● **WORK TO BE COMPLETED**
Collect all the lines that mention the word "Language".

● **EXTRACTED DATA**
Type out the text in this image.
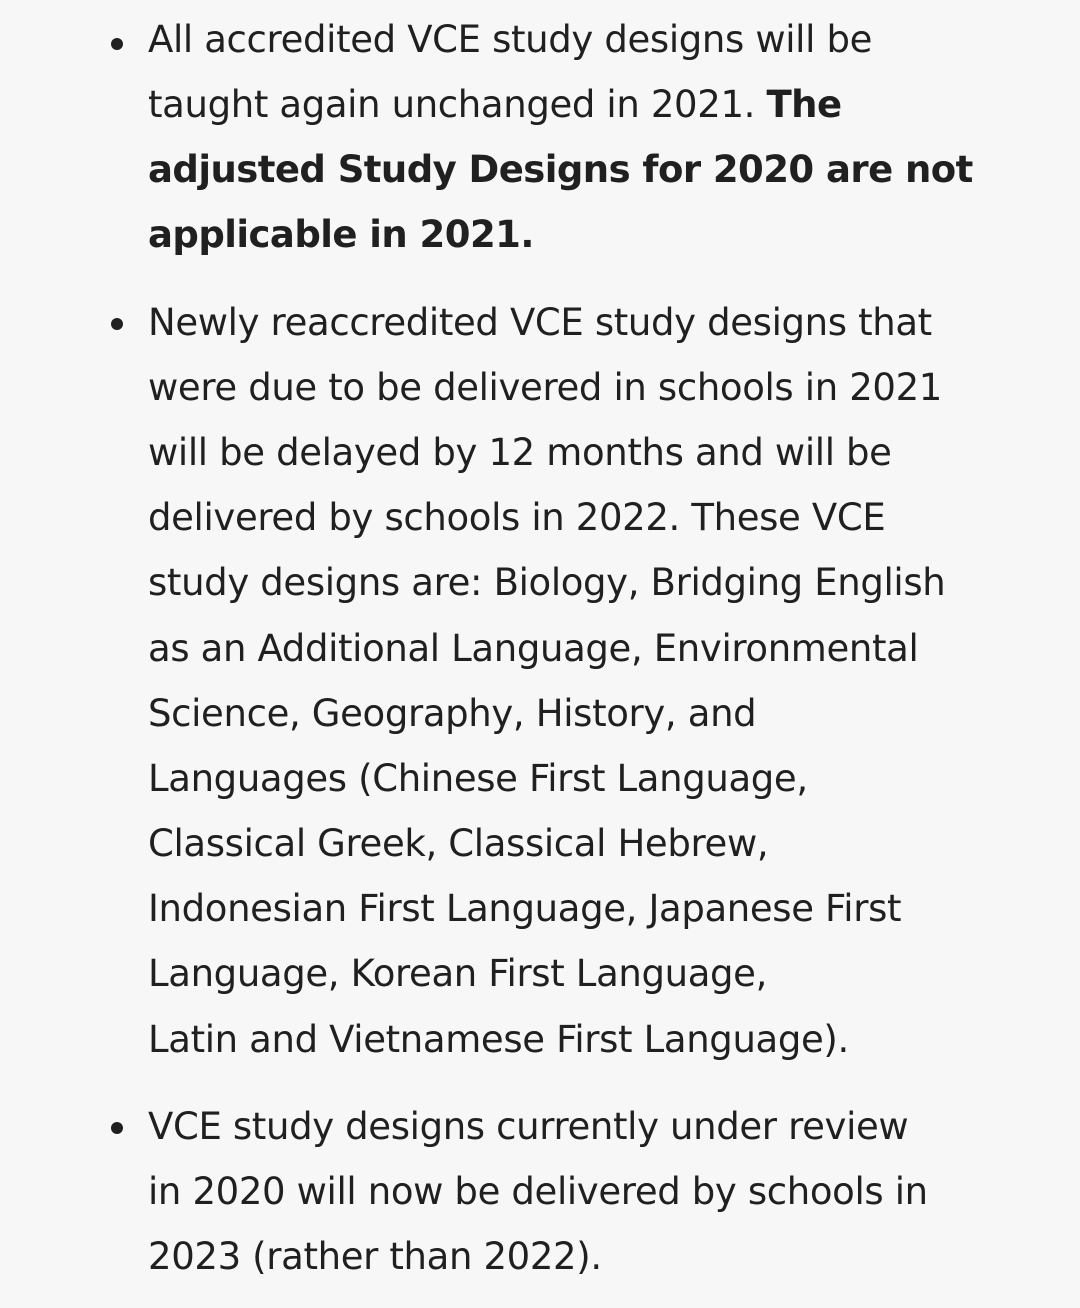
All accredited VCE study designs will be
taught again unchanged in 2021. The
adjusted Study Designs for 2020 are not
applicable in 2021.
Newly reaccredited VCE study designs that
were due to be delivered in schools in 2021
will be delayed by 12 months and will be
delivered by schools in 2022. These VCE
study designs are: Biology, Bridging English
as an Additional Language, Environmental
Science, Geography, History, and
Languages (Chinese First Language,
Classical Greek, Classical Hebrew,
Indonesian First Language, Japanese First
Language, Korean First Language,
Latin and Vietnamese First Language).
VCE study designs currently under review
in 2020 will now be delivered by schools in
2023 (rather than 2022).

● **WRITTEN ANSWER**
as an Additional Language, Environmental
Languages (Chinese First Language,
Indonesian First Language, Japanese First
Language, Korean First Language,
Latin and Vietnamese First Language).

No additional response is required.